Task details — Print every line of the listing exactly, please.

(Stored records)
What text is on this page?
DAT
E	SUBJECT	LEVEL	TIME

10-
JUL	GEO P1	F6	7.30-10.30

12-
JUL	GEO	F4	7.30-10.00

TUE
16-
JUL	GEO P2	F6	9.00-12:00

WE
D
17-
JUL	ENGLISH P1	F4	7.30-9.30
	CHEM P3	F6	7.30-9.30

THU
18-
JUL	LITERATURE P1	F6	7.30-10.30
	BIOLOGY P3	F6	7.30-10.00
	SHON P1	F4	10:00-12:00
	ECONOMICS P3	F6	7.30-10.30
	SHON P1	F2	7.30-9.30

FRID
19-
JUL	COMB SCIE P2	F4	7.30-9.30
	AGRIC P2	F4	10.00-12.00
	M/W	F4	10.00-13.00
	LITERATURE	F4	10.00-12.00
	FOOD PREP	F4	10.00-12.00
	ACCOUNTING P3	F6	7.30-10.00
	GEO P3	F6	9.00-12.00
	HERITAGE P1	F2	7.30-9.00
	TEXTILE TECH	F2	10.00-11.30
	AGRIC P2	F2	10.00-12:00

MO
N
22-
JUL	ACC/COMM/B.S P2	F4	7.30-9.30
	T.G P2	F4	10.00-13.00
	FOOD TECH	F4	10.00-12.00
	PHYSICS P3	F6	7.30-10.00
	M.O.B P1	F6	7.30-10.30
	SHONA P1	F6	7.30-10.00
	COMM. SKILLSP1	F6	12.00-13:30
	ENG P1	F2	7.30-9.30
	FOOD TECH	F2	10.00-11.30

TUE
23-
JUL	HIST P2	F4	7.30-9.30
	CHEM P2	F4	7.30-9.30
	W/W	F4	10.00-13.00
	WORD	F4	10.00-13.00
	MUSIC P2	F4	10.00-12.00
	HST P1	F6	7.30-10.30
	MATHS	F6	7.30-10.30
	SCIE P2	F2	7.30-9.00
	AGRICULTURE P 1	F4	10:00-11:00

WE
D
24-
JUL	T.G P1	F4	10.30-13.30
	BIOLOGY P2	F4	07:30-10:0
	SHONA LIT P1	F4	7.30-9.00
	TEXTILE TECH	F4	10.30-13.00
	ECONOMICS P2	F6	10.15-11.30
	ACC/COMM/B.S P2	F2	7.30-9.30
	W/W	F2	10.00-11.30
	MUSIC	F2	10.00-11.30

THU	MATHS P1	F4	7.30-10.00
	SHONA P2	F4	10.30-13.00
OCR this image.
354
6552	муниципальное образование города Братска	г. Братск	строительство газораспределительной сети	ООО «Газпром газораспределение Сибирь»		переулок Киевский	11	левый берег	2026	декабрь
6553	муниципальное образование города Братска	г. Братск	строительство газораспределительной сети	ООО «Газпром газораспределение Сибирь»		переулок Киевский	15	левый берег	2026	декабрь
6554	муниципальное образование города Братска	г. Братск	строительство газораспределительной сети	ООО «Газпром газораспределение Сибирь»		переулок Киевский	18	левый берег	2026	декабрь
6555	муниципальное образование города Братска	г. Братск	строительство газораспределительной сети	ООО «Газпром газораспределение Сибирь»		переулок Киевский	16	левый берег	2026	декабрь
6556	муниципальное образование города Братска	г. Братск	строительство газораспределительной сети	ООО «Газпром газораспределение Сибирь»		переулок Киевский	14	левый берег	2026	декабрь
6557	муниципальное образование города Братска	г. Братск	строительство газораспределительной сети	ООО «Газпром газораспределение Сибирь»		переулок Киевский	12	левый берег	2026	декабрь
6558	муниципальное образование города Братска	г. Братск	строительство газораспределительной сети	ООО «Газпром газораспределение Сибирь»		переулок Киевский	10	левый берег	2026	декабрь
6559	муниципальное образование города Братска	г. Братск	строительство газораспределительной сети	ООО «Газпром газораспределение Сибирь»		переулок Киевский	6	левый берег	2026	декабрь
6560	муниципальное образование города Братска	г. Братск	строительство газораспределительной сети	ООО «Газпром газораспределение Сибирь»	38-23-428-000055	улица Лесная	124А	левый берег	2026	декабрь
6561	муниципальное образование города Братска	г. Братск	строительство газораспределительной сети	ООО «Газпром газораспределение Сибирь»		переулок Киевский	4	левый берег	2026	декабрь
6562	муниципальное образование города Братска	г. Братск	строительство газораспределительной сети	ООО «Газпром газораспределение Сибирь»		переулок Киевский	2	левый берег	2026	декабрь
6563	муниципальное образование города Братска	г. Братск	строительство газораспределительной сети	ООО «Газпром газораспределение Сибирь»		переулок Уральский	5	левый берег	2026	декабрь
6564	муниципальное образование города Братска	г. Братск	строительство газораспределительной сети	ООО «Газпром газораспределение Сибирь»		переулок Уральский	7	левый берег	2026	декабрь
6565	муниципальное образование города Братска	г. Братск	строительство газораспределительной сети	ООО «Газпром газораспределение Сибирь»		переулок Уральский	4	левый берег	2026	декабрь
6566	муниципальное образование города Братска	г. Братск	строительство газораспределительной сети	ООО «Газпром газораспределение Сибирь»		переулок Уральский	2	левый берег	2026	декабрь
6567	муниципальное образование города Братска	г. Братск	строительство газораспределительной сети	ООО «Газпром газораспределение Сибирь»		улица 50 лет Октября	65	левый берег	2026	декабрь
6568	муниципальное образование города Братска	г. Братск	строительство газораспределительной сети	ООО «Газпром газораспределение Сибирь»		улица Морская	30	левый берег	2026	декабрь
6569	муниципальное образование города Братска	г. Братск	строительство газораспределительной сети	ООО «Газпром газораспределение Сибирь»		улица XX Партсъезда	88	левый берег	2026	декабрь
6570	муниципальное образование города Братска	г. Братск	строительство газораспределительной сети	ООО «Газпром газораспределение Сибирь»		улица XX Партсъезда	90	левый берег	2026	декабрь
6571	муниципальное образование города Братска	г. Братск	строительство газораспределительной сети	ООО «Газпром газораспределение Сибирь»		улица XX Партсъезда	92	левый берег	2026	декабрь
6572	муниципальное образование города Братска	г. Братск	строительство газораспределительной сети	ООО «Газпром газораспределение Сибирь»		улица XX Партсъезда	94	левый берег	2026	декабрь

Expected output —
What text is on this page?
DAT
E	SUBJECT	LEVEL	TIME

10-
JUL	GEO P1	F6	7.30-10.30

12-
JUL	GEO	F4	7.30-10.00

TUE
16-
JUL	GEO P2	F6	9.00-12:00

WE
D
17-
JUL	ENGLISH P1	F4	7.30-9.30
	CHEM P3	F6	7.30-9.30

THU
18-
JUL	LITERATURE P1	F6	7.30-10.30
	BIOLOGY P3	F6	7.30-10.00
	SHON P1	F4	10:00-12:00
	ECONOMICS P3	F6	7.30-10.30
	SHON P1	F2	7.30-9.30

FRID
19-
JUL	COMB SCIE P2	F4	7.30-9.30
	AGRIC P2	F4	10.00-12.00
	M/W	F4	10.00-13.00
	LITERATURE	F4	10.00-12.00
	FOOD PREP	F4	10.00-12.00
	ACCOUNTING P3	F6	7.30-10.00
	GEO P3	F6	9.00-12.00
	HERITAGE P1	F2	7.30-9.00
	TEXTILE TECH	F2	10.00-11.30
	AGRIC P2	F2	10.00-12:00

MO
N
22-
JUL	ACC/COMM/B.S P2	F4	7.30-9.30
	T.G P2	F4	10.00-13.00
	FOOD TECH	F4	10.00-12.00
	PHYSICS P3	F6	7.30-10.00
	M.O.B P1	F6	7.30-10.30
	SHONA P1	F6	7.30-10.00
	COMM. SKILLSP1	F6	12.00-13:30
	ENG P1	F2	7.30-9.30
	FOOD TECH	F2	10.00-11.30

TUE
23-
JUL	HIST P2	F4	7.30-9.30
	CHEM P2	F4	7.30-9.30
	W/W	F4	10.00-13.00
	WORD	F4	10.00-13.00
	MUSIC P2	F4	10.00-12.00
	HST P1	F6	7.30-10.30
	MATHS	F6	7.30-10.30
	SCIE P2	F2	7.30-9.00
	AGRICULTURE P 1	F4	10:00-11:00

WE
D
24-
JUL	T.G P1	F4	10.30-13.30
	BIOLOGY P2	F4	07:30-10:0
	SHONA LIT P1	F4	7.30-9.00
	TEXTILE TECH	F4	10.30-13.00
	ECONOMICS P2	F6	10.15-11.30
	ACC/COMM/B.S P2	F2	7.30-9.30
	W/W	F2	10.00-11.30
	MUSIC	F2	10.00-11.30

THU	MATHS P1	F4	7.30-10.00
	SHONA P2	F4	10.30-13.00
OCR this image.
354
6552	муниципальное образование города Братска	г. Братск	строительство газораспределительной сети	ООО «Газпром газораспределение Сибирь»		переулок Киевский	11	левый берег	2026	декабрь
6553	муниципальное образование города Братска	г. Братск	строительство газораспределительной сети	ООО «Газпром газораспределение Сибирь»		переулок Киевский	15	левый берег	2026	декабрь
6554	муниципальное образование города Братска	г. Братск	строительство газораспределительной сети	ООО «Газпром газораспределение Сибирь»		переулок Киевский	18	левый берег	2026	декабрь
6555	муниципальное образование города Братска	г. Братск	строительство газораспределительной сети	ООО «Газпром газораспределение Сибирь»		переулок Киевский	16	левый берег	2026	декабрь
6556	муниципальное образование города Братска	г. Братск	строительство газораспределительной сети	ООО «Газпром газораспределение Сибирь»		переулок Киевский	14	левый берег	2026	декабрь
6557	муниципальное образование города Братска	г. Братск	строительство газораспределительной сети	ООО «Газпром газораспределение Сибирь»		переулок Киевский	12	левый берег	2026	декабрь
6558	муниципальное образование города Братска	г. Братск	строительство газораспределительной сети	ООО «Газпром газораспределение Сибирь»		переулок Киевский	10	левый берег	2026	декабрь
6559	муниципальное образование города Братска	г. Братск	строительство газораспределительной сети	ООО «Газпром газораспределение Сибирь»		переулок Киевский	6	левый берег	2026	декабрь
6560	муниципальное образование города Братска	г. Братск	строительство газораспределительной сети	ООО «Газпром газораспределение Сибирь»	38-23-428-000055	улица Лесная	124А	левый берег	2026	декабрь
6561	муниципальное образование города Братска	г. Братск	строительство газораспределительной сети	ООО «Газпром газораспределение Сибирь»		переулок Киевский	4	левый берег	2026	декабрь
6562	муниципальное образование города Братска	г. Братск	строительство газораспределительной сети	ООО «Газпром газораспределение Сибирь»		переулок Киевский	2	левый берег	2026	декабрь
6563	муниципальное образование города Братска	г. Братск	строительство газораспределительной сети	ООО «Газпром газораспределение Сибирь»		переулок Уральский	5	левый берег	2026	декабрь
6564	муниципальное образование города Братска	г. Братск	строительство газораспределительной сети	ООО «Газпром газораспределение Сибирь»		переулок Уральский	7	левый берег	2026	декабрь
6565	муниципальное образование города Братска	г. Братск	строительство газораспределительной сети	ООО «Газпром газораспределение Сибирь»		переулок Уральский	4	левый берег	2026	декабрь
6566	муниципальное образование города Братска	г. Братск	строительство газораспределительной сети	ООО «Газпром газораспределение Сибирь»		переулок Уральский	2	левый берег	2026	декабрь
6567	муниципальное образование города Братска	г. Братск	строительство газораспределительной сети	ООО «Газпром газораспределение Сибирь»		улица 50 лет Октября	65	левый берег	2026	декабрь
6568	муниципальное образование города Братска	г. Братск	строительство газораспределительной сети	ООО «Газпром газораспределение Сибирь»		улица Морская	30	левый берег	2026	декабрь
6569	муниципальное образование города Братска	г. Братск	строительство газораспределительной сети	ООО «Газпром газораспределение Сибирь»		улица XX Партсъезда	88	левый берег	2026	декабрь
6570	муниципальное образование города Братска	г. Братск	строительство газораспределительной сети	ООО «Газпром газораспределение Сибирь»		улица XX Партсъезда	90	левый берег	2026	декабрь
6571	муниципальное образование города Братска	г. Братск	строительство газораспределительной сети	ООО «Газпром газораспределение Сибирь»		улица XX Партсъезда	92	левый берег	2026	декабрь
6572	муниципальное образование города Братска	г. Братск	строительство газораспределительной сети	ООО «Газпром газораспределение Сибирь»		улица XX Партсъезда	94	левый берег	2026	декабрь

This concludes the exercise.